Exercise requirements:
Copy out, from the entries below, each line holding the string "расходов".

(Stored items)
○ ○ ○ ○ ○

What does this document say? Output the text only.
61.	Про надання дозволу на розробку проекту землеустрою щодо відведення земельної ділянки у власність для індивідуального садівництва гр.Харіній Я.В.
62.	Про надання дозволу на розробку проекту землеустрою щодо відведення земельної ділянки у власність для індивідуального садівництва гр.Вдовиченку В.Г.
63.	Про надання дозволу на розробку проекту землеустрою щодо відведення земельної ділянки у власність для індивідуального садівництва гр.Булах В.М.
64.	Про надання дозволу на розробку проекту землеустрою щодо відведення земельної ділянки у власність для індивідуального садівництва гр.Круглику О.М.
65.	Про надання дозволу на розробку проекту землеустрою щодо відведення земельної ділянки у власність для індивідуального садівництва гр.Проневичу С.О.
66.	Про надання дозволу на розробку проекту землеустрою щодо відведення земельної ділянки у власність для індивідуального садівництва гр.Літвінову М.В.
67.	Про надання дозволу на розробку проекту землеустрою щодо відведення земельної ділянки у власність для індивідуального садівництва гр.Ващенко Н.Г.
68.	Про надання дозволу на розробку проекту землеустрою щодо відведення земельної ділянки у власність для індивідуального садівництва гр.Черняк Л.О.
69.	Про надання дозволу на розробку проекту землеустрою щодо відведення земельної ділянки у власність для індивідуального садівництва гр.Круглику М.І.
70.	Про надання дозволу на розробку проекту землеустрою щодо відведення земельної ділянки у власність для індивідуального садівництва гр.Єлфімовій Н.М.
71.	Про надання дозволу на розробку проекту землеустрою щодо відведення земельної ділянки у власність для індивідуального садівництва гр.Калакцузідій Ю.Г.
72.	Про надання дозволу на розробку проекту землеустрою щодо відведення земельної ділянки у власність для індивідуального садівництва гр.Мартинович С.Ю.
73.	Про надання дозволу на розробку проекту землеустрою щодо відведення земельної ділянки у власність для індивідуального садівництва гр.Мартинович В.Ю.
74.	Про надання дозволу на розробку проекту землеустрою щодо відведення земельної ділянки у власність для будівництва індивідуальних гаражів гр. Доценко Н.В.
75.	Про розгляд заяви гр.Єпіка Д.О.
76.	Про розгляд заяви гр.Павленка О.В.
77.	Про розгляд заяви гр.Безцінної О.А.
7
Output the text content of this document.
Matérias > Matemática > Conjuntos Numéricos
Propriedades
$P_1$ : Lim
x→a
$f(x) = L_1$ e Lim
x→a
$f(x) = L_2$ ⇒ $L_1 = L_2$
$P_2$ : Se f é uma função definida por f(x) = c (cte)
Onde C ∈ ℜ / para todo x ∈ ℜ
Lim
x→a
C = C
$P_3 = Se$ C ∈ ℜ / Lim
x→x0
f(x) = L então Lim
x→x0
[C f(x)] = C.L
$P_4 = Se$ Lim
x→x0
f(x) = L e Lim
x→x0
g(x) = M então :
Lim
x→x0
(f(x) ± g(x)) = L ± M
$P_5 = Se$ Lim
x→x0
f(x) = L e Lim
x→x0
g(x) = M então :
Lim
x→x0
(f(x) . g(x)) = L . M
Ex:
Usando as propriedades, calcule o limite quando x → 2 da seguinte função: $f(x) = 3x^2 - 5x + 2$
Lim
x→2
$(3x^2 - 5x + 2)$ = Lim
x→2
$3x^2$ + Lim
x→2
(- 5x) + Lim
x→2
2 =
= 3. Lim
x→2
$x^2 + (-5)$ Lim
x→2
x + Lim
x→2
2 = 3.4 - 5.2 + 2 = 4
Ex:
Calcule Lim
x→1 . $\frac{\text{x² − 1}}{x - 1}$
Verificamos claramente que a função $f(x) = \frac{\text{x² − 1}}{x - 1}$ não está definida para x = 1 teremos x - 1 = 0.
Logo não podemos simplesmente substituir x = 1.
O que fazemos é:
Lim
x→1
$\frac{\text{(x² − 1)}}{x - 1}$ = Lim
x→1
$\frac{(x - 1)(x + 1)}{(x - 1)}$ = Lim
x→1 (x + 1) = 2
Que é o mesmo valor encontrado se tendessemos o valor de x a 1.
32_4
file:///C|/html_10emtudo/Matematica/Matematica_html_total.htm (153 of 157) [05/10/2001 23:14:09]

○ ○ ○ ○ ○

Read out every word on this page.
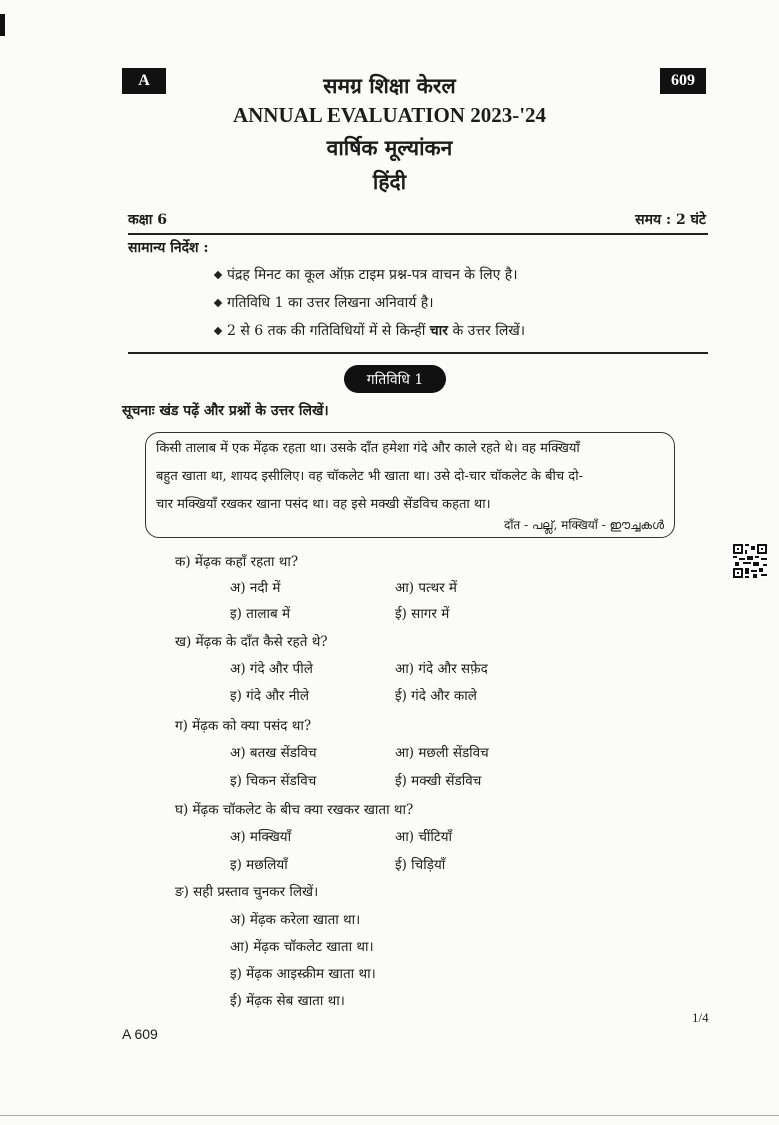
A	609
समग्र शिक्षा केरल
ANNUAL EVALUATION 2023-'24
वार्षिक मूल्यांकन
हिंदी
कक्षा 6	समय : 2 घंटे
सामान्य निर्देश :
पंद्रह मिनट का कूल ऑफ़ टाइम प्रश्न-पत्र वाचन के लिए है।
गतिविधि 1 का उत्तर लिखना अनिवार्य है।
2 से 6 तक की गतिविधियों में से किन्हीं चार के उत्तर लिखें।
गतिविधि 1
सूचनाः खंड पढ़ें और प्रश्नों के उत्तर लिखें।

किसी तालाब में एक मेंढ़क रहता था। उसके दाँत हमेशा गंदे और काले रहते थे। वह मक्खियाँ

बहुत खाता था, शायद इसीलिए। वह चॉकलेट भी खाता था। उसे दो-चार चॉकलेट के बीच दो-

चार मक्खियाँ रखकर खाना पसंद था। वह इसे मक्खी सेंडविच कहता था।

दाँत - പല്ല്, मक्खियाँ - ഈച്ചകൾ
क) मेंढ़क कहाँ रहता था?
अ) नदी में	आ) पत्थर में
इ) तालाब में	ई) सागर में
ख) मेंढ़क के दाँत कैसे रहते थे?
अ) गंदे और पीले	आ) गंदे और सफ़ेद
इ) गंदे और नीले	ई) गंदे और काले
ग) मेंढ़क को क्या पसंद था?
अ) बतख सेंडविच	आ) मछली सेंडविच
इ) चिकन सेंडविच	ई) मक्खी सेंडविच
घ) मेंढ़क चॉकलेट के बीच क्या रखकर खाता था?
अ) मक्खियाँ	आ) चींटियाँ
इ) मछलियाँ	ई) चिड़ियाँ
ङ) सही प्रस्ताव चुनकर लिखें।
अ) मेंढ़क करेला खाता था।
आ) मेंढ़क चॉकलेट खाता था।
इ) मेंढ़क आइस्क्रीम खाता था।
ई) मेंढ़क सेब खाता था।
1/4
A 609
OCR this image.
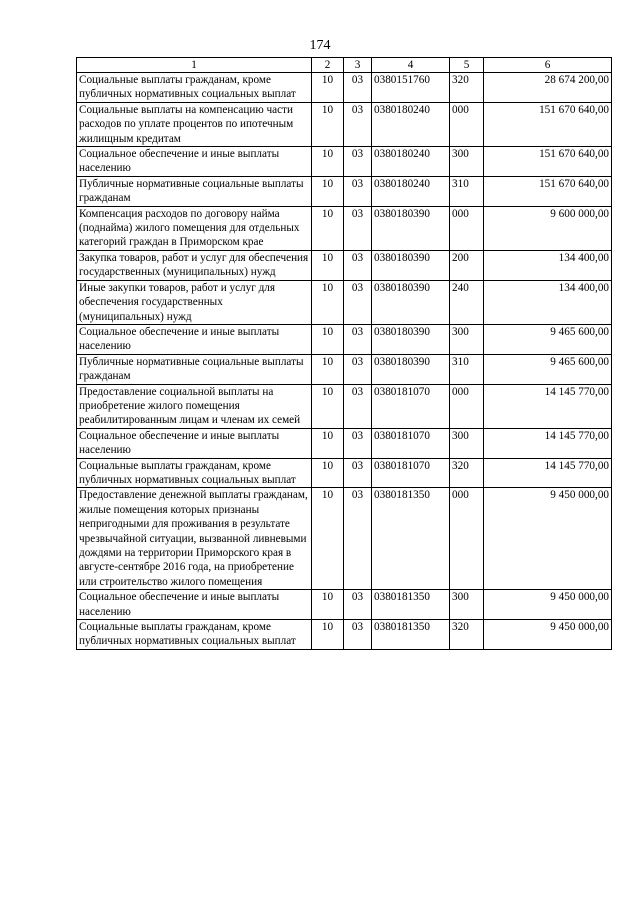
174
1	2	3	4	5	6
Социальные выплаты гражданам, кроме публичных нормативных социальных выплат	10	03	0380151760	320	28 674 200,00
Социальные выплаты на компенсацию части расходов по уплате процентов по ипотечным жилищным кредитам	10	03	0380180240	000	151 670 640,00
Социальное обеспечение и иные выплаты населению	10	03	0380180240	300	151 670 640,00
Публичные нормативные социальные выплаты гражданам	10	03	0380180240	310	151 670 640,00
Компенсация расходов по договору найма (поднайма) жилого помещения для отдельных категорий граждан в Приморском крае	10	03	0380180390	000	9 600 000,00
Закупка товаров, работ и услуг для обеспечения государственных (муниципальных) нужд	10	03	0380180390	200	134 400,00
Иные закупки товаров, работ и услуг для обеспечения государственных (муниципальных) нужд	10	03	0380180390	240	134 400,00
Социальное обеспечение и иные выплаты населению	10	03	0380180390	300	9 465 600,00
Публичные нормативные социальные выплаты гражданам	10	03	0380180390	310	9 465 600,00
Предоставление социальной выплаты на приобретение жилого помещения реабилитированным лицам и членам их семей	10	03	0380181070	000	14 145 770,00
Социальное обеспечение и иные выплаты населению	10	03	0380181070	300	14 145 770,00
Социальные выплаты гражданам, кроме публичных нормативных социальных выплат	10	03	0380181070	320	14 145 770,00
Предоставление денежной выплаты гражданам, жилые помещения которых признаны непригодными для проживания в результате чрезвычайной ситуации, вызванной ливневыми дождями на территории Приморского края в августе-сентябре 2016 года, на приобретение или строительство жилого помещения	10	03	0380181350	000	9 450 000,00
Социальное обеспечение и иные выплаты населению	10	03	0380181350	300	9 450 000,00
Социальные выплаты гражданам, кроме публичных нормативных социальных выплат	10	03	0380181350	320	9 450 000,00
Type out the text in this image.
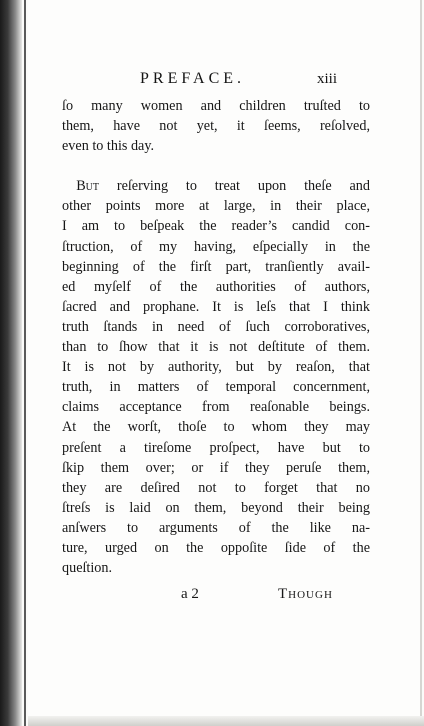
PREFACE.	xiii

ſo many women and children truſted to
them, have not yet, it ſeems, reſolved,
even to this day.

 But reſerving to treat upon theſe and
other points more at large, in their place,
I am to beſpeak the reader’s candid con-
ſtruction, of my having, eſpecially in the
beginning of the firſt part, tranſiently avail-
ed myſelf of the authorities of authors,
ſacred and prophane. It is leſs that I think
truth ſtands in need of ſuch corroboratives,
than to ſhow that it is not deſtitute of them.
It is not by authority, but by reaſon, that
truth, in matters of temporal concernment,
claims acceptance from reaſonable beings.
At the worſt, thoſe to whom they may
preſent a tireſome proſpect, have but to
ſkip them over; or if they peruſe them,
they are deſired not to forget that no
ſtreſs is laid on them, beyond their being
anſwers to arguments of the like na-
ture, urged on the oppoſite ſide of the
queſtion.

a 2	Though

○ ○ ○ ○ ○

The solution:
Социальные выплаты на компенсацию части расходов по уплате процентов по ипотечным жилищным кредитам	10	03	0380180240	000	151 670 640,00
Компенсация расходов по договору найма (поднайма) жилого помещения для отдельных категорий граждан в Приморском крае	10	03	0380180390	000	9 600 000,00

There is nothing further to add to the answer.